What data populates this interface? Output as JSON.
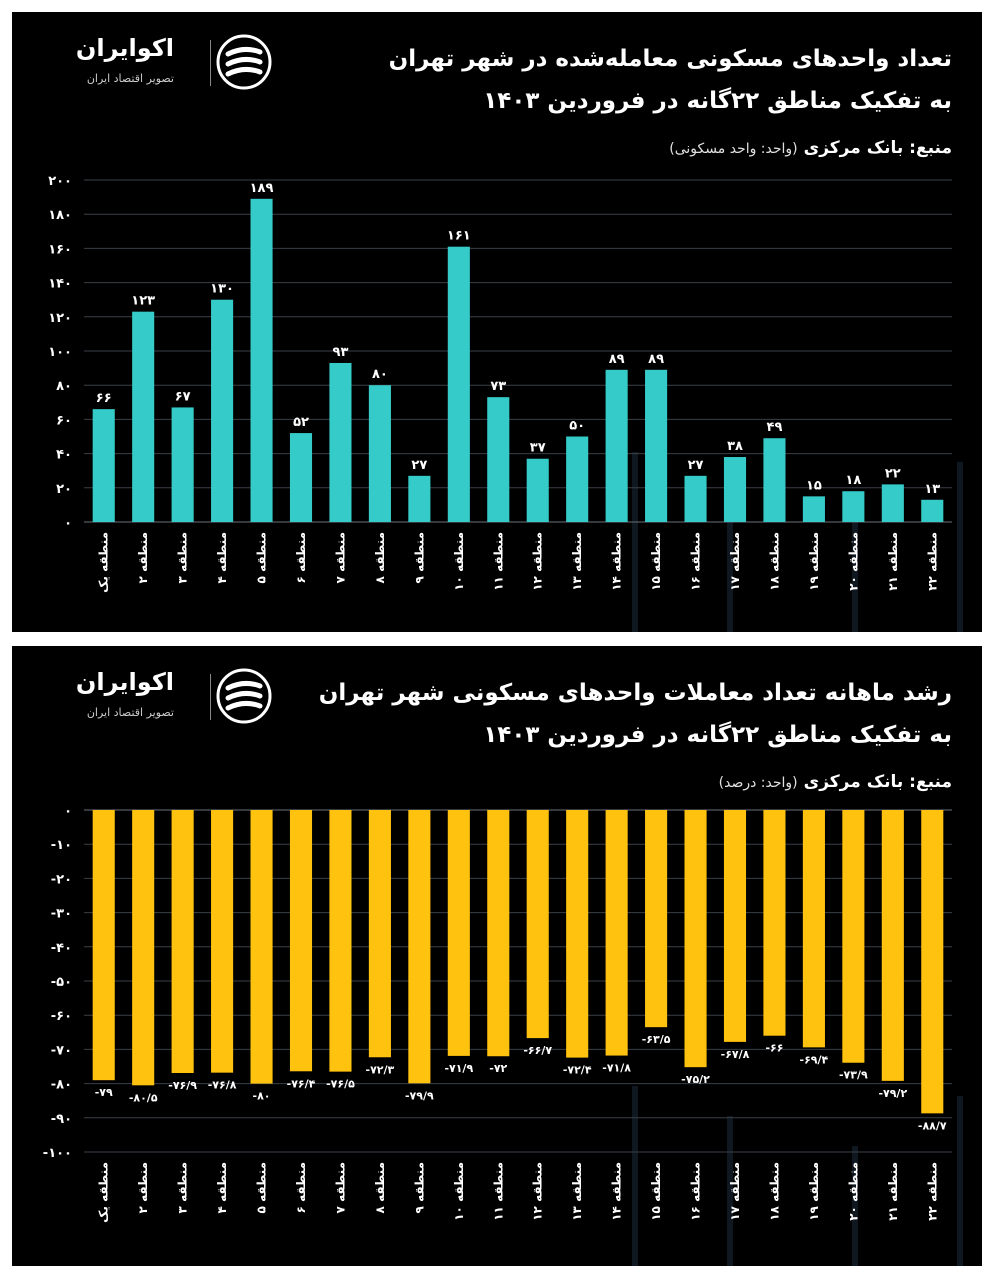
{
  "brand": {
    "name": "اکوایران",
    "tagline": "تصویر اقتصاد ایران"
  },
  "chart1": {
    "title_line1": "تعداد واحدهای مسکونی معامله‌شده در شهر تهران",
    "title_line2": "به تفکیک مناطق ۲۲گانه در فروردین ۱۴۰۳",
    "source": "منبع: بانک مرکزی",
    "unit": "(واحد: واحد مسکونی)",
    "bar_color": "#35cbc8"
  },
  "chart2": {
    "title_line1": "رشد ماهانه تعداد معاملات واحدهای مسکونی شهر تهران",
    "title_line2": "به تفکیک مناطق ۲۲گانه در فروردین ۱۴۰۳",
    "source": "منبع: بانک مرکزی",
    "unit": "(واحد: درصد)",
    "bar_color": "#ffc20e"
  },
  "chart_data": [
    {
      "type": "bar",
      "categories": [
        "منطقه یک",
        "منطقه ۲",
        "منطقه ۳",
        "منطقه ۴",
        "منطقه ۵",
        "منطقه ۶",
        "منطقه ۷",
        "منطقه ۸",
        "منطقه ۹",
        "منطقه ۱۰",
        "منطقه ۱۱",
        "منطقه ۱۲",
        "منطقه ۱۳",
        "منطقه ۱۴",
        "منطقه ۱۵",
        "منطقه ۱۶",
        "منطقه ۱۷",
        "منطقه ۱۸",
        "منطقه ۱۹",
        "منطقه ۲۰",
        "منطقه ۲۱",
        "منطقه ۲۲"
      ],
      "values": [
        66,
        123,
        67,
        130,
        189,
        52,
        93,
        80,
        27,
        161,
        73,
        37,
        50,
        89,
        89,
        27,
        38,
        49,
        15,
        18,
        22,
        13
      ],
      "value_labels": [
        "۶۶",
        "۱۲۳",
        "۶۷",
        "۱۳۰",
        "۱۸۹",
        "۵۲",
        "۹۳",
        "۸۰",
        "۲۷",
        "۱۶۱",
        "۷۳",
        "۳۷",
        "۵۰",
        "۸۹",
        "۸۹",
        "۲۷",
        "۳۸",
        "۴۹",
        "۱۵",
        "۱۸",
        "۲۲",
        "۱۳"
      ],
      "ylim": [
        0,
        200
      ],
      "yticks": [
        0,
        20,
        40,
        60,
        80,
        100,
        120,
        140,
        160,
        180,
        200
      ],
      "ytick_labels": [
        "۰",
        "۲۰",
        "۴۰",
        "۶۰",
        "۸۰",
        "۱۰۰",
        "۱۲۰",
        "۱۴۰",
        "۱۶۰",
        "۱۸۰",
        "۲۰۰"
      ],
      "grid": true
    },
    {
      "type": "bar",
      "categories": [
        "منطقه یک",
        "منطقه ۲",
        "منطقه ۳",
        "منطقه ۴",
        "منطقه ۵",
        "منطقه ۶",
        "منطقه ۷",
        "منطقه ۸",
        "منطقه ۹",
        "منطقه ۱۰",
        "منطقه ۱۱",
        "منطقه ۱۲",
        "منطقه ۱۳",
        "منطقه ۱۴",
        "منطقه ۱۵",
        "منطقه ۱۶",
        "منطقه ۱۷",
        "منطقه ۱۸",
        "منطقه ۱۹",
        "منطقه ۲۰",
        "منطقه ۲۱",
        "منطقه ۲۲"
      ],
      "values": [
        -79,
        -80.5,
        -76.9,
        -76.8,
        -80,
        -76.4,
        -76.5,
        -72.3,
        -79.9,
        -71.9,
        -72,
        -66.7,
        -72.4,
        -71.8,
        -63.5,
        -75.2,
        -67.8,
        -66,
        -69.4,
        -73.9,
        -79.2,
        -88.7
      ],
      "value_labels": [
        "-۷۹",
        "-۸۰/۵",
        "-۷۶/۹",
        "-۷۶/۸",
        "-۸۰",
        "-۷۶/۴",
        "-۷۶/۵",
        "-۷۲/۳",
        "-۷۹/۹",
        "-۷۱/۹",
        "-۷۲",
        "-۶۶/۷",
        "-۷۲/۴",
        "-۷۱/۸",
        "-۶۳/۵",
        "-۷۵/۲",
        "-۶۷/۸",
        "-۶۶",
        "-۶۹/۴",
        "-۷۳/۹",
        "-۷۹/۲",
        "-۸۸/۷"
      ],
      "ylim": [
        -100,
        0
      ],
      "yticks": [
        0,
        -10,
        -20,
        -30,
        -40,
        -50,
        -60,
        -70,
        -80,
        -90,
        -100
      ],
      "ytick_labels": [
        "۰",
        "-۱۰",
        "-۲۰",
        "-۳۰",
        "-۴۰",
        "-۵۰",
        "-۶۰",
        "-۷۰",
        "-۸۰",
        "-۹۰",
        "-۱۰۰"
      ],
      "grid": true
    }
  ]
}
○ ○ ○ ○ ○ ○ ○
▶ _Task requirements_:
Write every entry out again exactly, dropping the pictures.

▶ _Output below_:
What data populates this interface? Output as JSON.
{
  "brand": {
    "name": "اکوایران",
    "tagline": "تصویر اقتصاد ایران"
  },
  "chart1": {
    "title_line1": "تعداد واحدهای مسکونی معامله‌شده در شهر تهران",
    "title_line2": "به تفکیک مناطق ۲۲گانه در فروردین ۱۴۰۳",
    "source": "منبع: بانک مرکزی",
    "unit": "(واحد: واحد مسکونی)",
    "bar_color": "#35cbc8"
  },
  "chart2": {
    "title_line1": "رشد ماهانه تعداد معاملات واحدهای مسکونی شهر تهران",
    "title_line2": "به تفکیک مناطق ۲۲گانه در فروردین ۱۴۰۳",
    "source": "منبع: بانک مرکزی",
    "unit": "(واحد: درصد)",
    "bar_color": "#ffc20e"
  },
  "chart_data": [
    {
      "type": "bar",
      "categories": [
        "منطقه یک",
        "منطقه ۲",
        "منطقه ۳",
        "منطقه ۴",
        "منطقه ۵",
        "منطقه ۶",
        "منطقه ۷",
        "منطقه ۸",
        "منطقه ۹",
        "منطقه ۱۰",
        "منطقه ۱۱",
        "منطقه ۱۲",
        "منطقه ۱۳",
        "منطقه ۱۴",
        "منطقه ۱۵",
        "منطقه ۱۶",
        "منطقه ۱۷",
        "منطقه ۱۸",
        "منطقه ۱۹",
        "منطقه ۲۰",
        "منطقه ۲۱",
        "منطقه ۲۲"
      ],
      "values": [
        66,
        123,
        67,
        130,
        189,
        52,
        93,
        80,
        27,
        161,
        73,
        37,
        50,
        89,
        89,
        27,
        38,
        49,
        15,
        18,
        22,
        13
      ],
      "value_labels": [
        "۶۶",
        "۱۲۳",
        "۶۷",
        "۱۳۰",
        "۱۸۹",
        "۵۲",
        "۹۳",
        "۸۰",
        "۲۷",
        "۱۶۱",
        "۷۳",
        "۳۷",
        "۵۰",
        "۸۹",
        "۸۹",
        "۲۷",
        "۳۸",
        "۴۹",
        "۱۵",
        "۱۸",
        "۲۲",
        "۱۳"
      ],
      "ylim": [
        0,
        200
      ],
      "yticks": [
        0,
        20,
        40,
        60,
        80,
        100,
        120,
        140,
        160,
        180,
        200
      ],
      "ytick_labels": [
        "۰",
        "۲۰",
        "۴۰",
        "۶۰",
        "۸۰",
        "۱۰۰",
        "۱۲۰",
        "۱۴۰",
        "۱۶۰",
        "۱۸۰",
        "۲۰۰"
      ],
      "grid": true
    },
    {
      "type": "bar",
      "categories": [
        "منطقه یک",
        "منطقه ۲",
        "منطقه ۳",
        "منطقه ۴",
        "منطقه ۵",
        "منطقه ۶",
        "منطقه ۷",
        "منطقه ۸",
        "منطقه ۹",
        "منطقه ۱۰",
        "منطقه ۱۱",
        "منطقه ۱۲",
        "منطقه ۱۳",
        "منطقه ۱۴",
        "منطقه ۱۵",
        "منطقه ۱۶",
        "منطقه ۱۷",
        "منطقه ۱۸",
        "منطقه ۱۹",
        "منطقه ۲۰",
        "منطقه ۲۱",
        "منطقه ۲۲"
      ],
      "values": [
        -79,
        -80.5,
        -76.9,
        -76.8,
        -80,
        -76.4,
        -76.5,
        -72.3,
        -79.9,
        -71.9,
        -72,
        -66.7,
        -72.4,
        -71.8,
        -63.5,
        -75.2,
        -67.8,
        -66,
        -69.4,
        -73.9,
        -79.2,
        -88.7
      ],
      "value_labels": [
        "-۷۹",
        "-۸۰/۵",
        "-۷۶/۹",
        "-۷۶/۸",
        "-۸۰",
        "-۷۶/۴",
        "-۷۶/۵",
        "-۷۲/۳",
        "-۷۹/۹",
        "-۷۱/۹",
        "-۷۲",
        "-۶۶/۷",
        "-۷۲/۴",
        "-۷۱/۸",
        "-۶۳/۵",
        "-۷۵/۲",
        "-۶۷/۸",
        "-۶۶",
        "-۶۹/۴",
        "-۷۳/۹",
        "-۷۹/۲",
        "-۸۸/۷"
      ],
      "ylim": [
        -100,
        0
      ],
      "yticks": [
        0,
        -10,
        -20,
        -30,
        -40,
        -50,
        -60,
        -70,
        -80,
        -90,
        -100
      ],
      "ytick_labels": [
        "۰",
        "-۱۰",
        "-۲۰",
        "-۳۰",
        "-۴۰",
        "-۵۰",
        "-۶۰",
        "-۷۰",
        "-۸۰",
        "-۹۰",
        "-۱۰۰"
      ],
      "grid": true
    }
  ]
}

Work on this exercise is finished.